### Set exercise
Reproduce each record below exactly as written.

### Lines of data
- - - - - - -
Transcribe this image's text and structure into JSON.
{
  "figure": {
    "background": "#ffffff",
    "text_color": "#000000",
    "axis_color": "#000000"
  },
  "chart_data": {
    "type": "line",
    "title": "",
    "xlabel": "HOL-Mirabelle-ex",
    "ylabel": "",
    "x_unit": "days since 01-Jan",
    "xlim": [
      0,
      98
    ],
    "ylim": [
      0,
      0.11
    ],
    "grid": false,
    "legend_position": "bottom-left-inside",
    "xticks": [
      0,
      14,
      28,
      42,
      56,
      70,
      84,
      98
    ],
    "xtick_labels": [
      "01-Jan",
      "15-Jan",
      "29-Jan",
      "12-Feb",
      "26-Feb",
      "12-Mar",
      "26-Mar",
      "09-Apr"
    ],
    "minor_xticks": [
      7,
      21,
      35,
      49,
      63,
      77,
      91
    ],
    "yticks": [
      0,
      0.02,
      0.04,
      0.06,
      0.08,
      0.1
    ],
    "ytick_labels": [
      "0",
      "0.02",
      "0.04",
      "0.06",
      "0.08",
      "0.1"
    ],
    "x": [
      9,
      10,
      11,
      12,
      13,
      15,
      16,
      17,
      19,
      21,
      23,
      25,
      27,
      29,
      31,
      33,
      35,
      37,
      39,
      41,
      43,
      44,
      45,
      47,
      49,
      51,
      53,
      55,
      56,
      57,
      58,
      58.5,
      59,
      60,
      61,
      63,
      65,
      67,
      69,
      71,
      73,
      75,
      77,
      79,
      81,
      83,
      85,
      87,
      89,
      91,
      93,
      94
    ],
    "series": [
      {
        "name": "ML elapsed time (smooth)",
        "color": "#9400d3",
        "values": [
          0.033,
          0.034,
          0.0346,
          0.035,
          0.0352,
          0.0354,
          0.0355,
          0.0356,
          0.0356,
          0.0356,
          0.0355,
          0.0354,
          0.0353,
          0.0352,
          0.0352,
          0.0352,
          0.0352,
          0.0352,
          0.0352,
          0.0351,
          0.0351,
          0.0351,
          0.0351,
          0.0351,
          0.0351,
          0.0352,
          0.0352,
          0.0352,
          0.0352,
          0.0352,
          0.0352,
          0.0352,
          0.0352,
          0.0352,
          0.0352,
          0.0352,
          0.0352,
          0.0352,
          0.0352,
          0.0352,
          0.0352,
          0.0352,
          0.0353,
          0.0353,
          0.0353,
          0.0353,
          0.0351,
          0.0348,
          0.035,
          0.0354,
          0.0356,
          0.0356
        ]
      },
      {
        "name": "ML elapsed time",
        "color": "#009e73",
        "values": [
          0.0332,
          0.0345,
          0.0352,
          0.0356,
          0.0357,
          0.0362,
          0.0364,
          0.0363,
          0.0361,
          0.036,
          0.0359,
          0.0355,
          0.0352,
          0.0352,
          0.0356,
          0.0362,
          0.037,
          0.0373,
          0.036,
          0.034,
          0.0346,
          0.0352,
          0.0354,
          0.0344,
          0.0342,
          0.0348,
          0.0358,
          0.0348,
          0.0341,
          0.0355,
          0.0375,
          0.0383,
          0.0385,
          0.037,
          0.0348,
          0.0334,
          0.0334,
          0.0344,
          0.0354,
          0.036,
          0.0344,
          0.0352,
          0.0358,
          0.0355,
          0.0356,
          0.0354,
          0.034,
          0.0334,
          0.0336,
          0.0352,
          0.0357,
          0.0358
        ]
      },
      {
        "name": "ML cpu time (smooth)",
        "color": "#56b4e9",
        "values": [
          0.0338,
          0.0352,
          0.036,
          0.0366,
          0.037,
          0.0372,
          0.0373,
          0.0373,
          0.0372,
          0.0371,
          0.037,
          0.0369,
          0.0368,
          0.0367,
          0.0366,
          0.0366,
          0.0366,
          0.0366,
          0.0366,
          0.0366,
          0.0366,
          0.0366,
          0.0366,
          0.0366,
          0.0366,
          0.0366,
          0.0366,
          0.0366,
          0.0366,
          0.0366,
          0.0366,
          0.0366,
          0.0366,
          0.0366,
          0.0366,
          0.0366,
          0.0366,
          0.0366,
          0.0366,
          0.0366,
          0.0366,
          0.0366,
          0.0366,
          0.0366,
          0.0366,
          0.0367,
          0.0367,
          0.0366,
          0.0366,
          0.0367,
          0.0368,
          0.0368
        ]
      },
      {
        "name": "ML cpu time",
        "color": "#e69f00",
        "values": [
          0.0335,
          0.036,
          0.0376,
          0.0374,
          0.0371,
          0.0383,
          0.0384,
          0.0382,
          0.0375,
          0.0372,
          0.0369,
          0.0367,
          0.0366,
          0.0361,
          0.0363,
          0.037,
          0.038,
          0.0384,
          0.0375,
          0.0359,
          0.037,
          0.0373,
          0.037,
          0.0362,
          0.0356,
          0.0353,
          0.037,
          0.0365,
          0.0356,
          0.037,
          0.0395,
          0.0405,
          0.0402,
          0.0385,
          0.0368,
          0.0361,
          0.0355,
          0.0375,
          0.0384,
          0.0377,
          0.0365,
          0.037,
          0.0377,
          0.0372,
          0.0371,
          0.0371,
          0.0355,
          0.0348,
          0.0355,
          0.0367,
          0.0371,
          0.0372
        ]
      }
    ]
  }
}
- - - - - - -
### Finished answer
Transcribe this image's text and structure into JSON.
{
  "figure": {
    "background": "#ffffff",
    "text_color": "#000000",
    "axis_color": "#000000"
  },
  "chart_data": {
    "type": "line",
    "title": "",
    "xlabel": "HOL-Mirabelle-ex",
    "ylabel": "",
    "x_unit": "days since 01-Jan",
    "xlim": [
      0,
      98
    ],
    "ylim": [
      0,
      0.11
    ],
    "grid": false,
    "legend_position": "bottom-left-inside",
    "xticks": [
      0,
      14,
      28,
      42,
      56,
      70,
      84,
      98
    ],
    "xtick_labels": [
      "01-Jan",
      "15-Jan",
      "29-Jan",
      "12-Feb",
      "26-Feb",
      "12-Mar",
      "26-Mar",
      "09-Apr"
    ],
    "minor_xticks": [
      7,
      21,
      35,
      49,
      63,
      77,
      91
    ],
    "yticks": [
      0,
      0.02,
      0.04,
      0.06,
      0.08,
      0.1
    ],
    "ytick_labels": [
      "0",
      "0.02",
      "0.04",
      "0.06",
      "0.08",
      "0.1"
    ],
    "x": [
      9,
      10,
      11,
      12,
      13,
      15,
      16,
      17,
      19,
      21,
      23,
      25,
      27,
      29,
      31,
      33,
      35,
      37,
      39,
      41,
      43,
      44,
      45,
      47,
      49,
      51,
      53,
      55,
      56,
      57,
      58,
      58.5,
      59,
      60,
      61,
      63,
      65,
      67,
      69,
      71,
      73,
      75,
      77,
      79,
      81,
      83,
      85,
      87,
      89,
      91,
      93,
      94
    ],
    "series": [
      {
        "name": "ML elapsed time (smooth)",
        "color": "#9400d3",
        "values": [
          0.033,
          0.034,
          0.0346,
          0.035,
          0.0352,
          0.0354,
          0.0355,
          0.0356,
          0.0356,
          0.0356,
          0.0355,
          0.0354,
          0.0353,
          0.0352,
          0.0352,
          0.0352,
          0.0352,
          0.0352,
          0.0352,
          0.0351,
          0.0351,
          0.0351,
          0.0351,
          0.0351,
          0.0351,
          0.0352,
          0.0352,
          0.0352,
          0.0352,
          0.0352,
          0.0352,
          0.0352,
          0.0352,
          0.0352,
          0.0352,
          0.0352,
          0.0352,
          0.0352,
          0.0352,
          0.0352,
          0.0352,
          0.0352,
          0.0353,
          0.0353,
          0.0353,
          0.0353,
          0.0351,
          0.0348,
          0.035,
          0.0354,
          0.0356,
          0.0356
        ]
      },
      {
        "name": "ML elapsed time",
        "color": "#009e73",
        "values": [
          0.0332,
          0.0345,
          0.0352,
          0.0356,
          0.0357,
          0.0362,
          0.0364,
          0.0363,
          0.0361,
          0.036,
          0.0359,
          0.0355,
          0.0352,
          0.0352,
          0.0356,
          0.0362,
          0.037,
          0.0373,
          0.036,
          0.034,
          0.0346,
          0.0352,
          0.0354,
          0.0344,
          0.0342,
          0.0348,
          0.0358,
          0.0348,
          0.0341,
          0.0355,
          0.0375,
          0.0383,
          0.0385,
          0.037,
          0.0348,
          0.0334,
          0.0334,
          0.0344,
          0.0354,
          0.036,
          0.0344,
          0.0352,
          0.0358,
          0.0355,
          0.0356,
          0.0354,
          0.034,
          0.0334,
          0.0336,
          0.0352,
          0.0357,
          0.0358
        ]
      },
      {
        "name": "ML cpu time (smooth)",
        "color": "#56b4e9",
        "values": [
          0.0338,
          0.0352,
          0.036,
          0.0366,
          0.037,
          0.0372,
          0.0373,
          0.0373,
          0.0372,
          0.0371,
          0.037,
          0.0369,
          0.0368,
          0.0367,
          0.0366,
          0.0366,
          0.0366,
          0.0366,
          0.0366,
          0.0366,
          0.0366,
          0.0366,
          0.0366,
          0.0366,
          0.0366,
          0.0366,
          0.0366,
          0.0366,
          0.0366,
          0.0366,
          0.0366,
          0.0366,
          0.0366,
          0.0366,
          0.0366,
          0.0366,
          0.0366,
          0.0366,
          0.0366,
          0.0366,
          0.0366,
          0.0366,
          0.0366,
          0.0366,
          0.0366,
          0.0367,
          0.0367,
          0.0366,
          0.0366,
          0.0367,
          0.0368,
          0.0368
        ]
      },
      {
        "name": "ML cpu time",
        "color": "#e69f00",
        "values": [
          0.0335,
          0.036,
          0.0376,
          0.0374,
          0.0371,
          0.0383,
          0.0384,
          0.0382,
          0.0375,
          0.0372,
          0.0369,
          0.0367,
          0.0366,
          0.0361,
          0.0363,
          0.037,
          0.038,
          0.0384,
          0.0375,
          0.0359,
          0.037,
          0.0373,
          0.037,
          0.0362,
          0.0356,
          0.0353,
          0.037,
          0.0365,
          0.0356,
          0.037,
          0.0395,
          0.0405,
          0.0402,
          0.0385,
          0.0368,
          0.0361,
          0.0355,
          0.0375,
          0.0384,
          0.0377,
          0.0365,
          0.037,
          0.0377,
          0.0372,
          0.0371,
          0.0371,
          0.0355,
          0.0348,
          0.0355,
          0.0367,
          0.0371,
          0.0372
        ]
      }
    ]
  }
}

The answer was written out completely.